Set problem: Compute the number of lines that include the string "Room", then output that number and nothing else.
-------- Provided records
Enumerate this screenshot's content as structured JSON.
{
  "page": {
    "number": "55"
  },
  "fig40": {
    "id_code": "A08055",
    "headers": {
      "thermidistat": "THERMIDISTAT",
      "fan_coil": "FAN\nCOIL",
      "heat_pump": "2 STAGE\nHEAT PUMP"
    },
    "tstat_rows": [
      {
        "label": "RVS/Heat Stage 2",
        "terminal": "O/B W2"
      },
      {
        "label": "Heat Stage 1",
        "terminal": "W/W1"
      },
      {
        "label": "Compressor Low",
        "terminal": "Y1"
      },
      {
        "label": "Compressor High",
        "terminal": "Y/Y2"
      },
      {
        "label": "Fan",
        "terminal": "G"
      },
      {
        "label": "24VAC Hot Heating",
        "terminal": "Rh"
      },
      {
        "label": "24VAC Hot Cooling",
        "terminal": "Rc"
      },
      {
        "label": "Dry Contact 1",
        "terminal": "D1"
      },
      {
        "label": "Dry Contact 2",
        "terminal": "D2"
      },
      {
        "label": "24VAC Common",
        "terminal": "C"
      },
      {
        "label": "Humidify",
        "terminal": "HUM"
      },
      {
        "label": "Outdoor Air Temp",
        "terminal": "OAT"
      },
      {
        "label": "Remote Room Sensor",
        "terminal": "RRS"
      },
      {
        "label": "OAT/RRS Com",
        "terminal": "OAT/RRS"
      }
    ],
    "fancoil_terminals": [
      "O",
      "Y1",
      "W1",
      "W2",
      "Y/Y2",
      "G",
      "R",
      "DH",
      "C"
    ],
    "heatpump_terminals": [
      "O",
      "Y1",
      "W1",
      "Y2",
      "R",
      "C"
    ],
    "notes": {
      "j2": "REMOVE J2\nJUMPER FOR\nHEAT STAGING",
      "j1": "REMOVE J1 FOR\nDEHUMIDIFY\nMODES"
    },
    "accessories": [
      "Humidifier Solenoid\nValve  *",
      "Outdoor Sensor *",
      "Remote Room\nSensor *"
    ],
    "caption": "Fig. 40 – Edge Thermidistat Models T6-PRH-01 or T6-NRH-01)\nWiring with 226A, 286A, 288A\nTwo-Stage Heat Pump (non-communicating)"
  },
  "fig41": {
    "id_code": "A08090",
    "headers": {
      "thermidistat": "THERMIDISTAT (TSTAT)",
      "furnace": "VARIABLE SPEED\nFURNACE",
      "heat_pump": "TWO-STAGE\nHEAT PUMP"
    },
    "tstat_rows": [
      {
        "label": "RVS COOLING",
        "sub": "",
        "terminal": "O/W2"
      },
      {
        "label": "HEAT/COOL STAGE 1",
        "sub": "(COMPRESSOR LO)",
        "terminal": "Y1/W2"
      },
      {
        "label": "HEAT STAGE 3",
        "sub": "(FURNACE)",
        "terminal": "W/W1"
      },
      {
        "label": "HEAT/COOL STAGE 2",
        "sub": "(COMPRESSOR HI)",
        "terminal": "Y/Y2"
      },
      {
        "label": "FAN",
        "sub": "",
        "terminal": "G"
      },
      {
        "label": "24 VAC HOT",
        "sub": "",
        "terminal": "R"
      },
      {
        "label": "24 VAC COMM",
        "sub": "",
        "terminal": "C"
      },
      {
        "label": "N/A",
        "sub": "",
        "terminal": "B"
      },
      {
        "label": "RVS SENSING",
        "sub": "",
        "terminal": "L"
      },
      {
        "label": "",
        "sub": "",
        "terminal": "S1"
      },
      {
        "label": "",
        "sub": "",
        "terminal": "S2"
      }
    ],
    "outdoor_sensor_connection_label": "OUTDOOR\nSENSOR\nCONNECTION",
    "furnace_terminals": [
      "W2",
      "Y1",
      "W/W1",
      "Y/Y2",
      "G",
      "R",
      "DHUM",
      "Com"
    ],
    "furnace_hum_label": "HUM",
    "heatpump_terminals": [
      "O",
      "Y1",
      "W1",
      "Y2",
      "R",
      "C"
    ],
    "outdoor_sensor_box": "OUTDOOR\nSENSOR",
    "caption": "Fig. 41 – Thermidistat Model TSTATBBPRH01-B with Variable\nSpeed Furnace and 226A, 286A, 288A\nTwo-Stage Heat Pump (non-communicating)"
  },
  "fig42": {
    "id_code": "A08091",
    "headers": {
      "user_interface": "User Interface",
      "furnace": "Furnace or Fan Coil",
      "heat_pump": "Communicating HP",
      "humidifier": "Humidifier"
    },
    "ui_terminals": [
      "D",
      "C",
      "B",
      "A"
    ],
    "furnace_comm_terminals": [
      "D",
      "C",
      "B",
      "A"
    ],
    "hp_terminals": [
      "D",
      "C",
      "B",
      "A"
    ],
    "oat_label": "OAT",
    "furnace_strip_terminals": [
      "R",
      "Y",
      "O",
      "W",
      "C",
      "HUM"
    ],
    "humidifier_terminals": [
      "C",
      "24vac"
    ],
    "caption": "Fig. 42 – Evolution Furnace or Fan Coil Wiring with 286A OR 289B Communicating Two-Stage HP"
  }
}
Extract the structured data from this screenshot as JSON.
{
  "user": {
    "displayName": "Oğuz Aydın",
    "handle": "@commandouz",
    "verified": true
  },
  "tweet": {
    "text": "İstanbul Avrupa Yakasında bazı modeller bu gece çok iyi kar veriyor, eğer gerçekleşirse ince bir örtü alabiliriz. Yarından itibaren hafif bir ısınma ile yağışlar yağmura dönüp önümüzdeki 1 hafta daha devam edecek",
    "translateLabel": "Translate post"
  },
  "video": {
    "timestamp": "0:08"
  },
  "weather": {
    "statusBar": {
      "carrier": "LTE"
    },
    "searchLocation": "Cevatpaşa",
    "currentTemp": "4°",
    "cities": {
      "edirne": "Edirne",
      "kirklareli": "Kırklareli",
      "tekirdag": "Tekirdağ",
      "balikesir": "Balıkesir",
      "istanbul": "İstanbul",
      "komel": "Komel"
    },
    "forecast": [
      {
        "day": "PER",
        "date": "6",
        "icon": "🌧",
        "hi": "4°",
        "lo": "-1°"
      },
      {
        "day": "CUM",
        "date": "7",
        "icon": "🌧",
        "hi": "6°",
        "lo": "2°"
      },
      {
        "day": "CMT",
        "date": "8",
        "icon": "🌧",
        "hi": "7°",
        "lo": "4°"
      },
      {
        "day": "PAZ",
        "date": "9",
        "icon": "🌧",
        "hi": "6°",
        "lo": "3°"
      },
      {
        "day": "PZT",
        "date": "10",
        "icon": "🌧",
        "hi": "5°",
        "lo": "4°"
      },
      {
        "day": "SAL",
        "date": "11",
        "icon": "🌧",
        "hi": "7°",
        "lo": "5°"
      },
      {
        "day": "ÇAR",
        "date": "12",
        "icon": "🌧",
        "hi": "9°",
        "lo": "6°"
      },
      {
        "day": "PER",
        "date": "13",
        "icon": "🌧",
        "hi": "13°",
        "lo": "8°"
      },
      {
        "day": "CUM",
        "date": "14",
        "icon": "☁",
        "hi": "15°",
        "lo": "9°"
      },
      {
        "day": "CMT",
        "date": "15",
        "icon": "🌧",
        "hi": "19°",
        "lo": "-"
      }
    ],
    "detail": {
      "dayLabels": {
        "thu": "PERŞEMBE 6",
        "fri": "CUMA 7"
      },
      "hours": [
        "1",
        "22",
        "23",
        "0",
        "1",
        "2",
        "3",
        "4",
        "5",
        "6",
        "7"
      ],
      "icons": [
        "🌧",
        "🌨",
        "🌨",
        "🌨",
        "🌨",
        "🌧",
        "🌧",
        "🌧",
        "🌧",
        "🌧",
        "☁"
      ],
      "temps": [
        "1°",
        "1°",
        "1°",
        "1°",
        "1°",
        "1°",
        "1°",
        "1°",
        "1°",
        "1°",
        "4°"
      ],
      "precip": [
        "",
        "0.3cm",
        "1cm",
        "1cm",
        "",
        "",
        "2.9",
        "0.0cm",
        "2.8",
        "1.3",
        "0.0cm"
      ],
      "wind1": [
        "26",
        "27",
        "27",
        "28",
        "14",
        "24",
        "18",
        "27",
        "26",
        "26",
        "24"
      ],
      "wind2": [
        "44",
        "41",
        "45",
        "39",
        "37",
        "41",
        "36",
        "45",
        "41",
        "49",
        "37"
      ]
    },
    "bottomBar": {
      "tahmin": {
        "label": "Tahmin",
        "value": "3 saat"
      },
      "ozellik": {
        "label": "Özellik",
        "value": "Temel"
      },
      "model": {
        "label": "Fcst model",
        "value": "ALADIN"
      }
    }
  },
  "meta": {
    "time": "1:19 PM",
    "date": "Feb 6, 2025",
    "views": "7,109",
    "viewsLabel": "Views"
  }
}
----------------
Complete answer: 2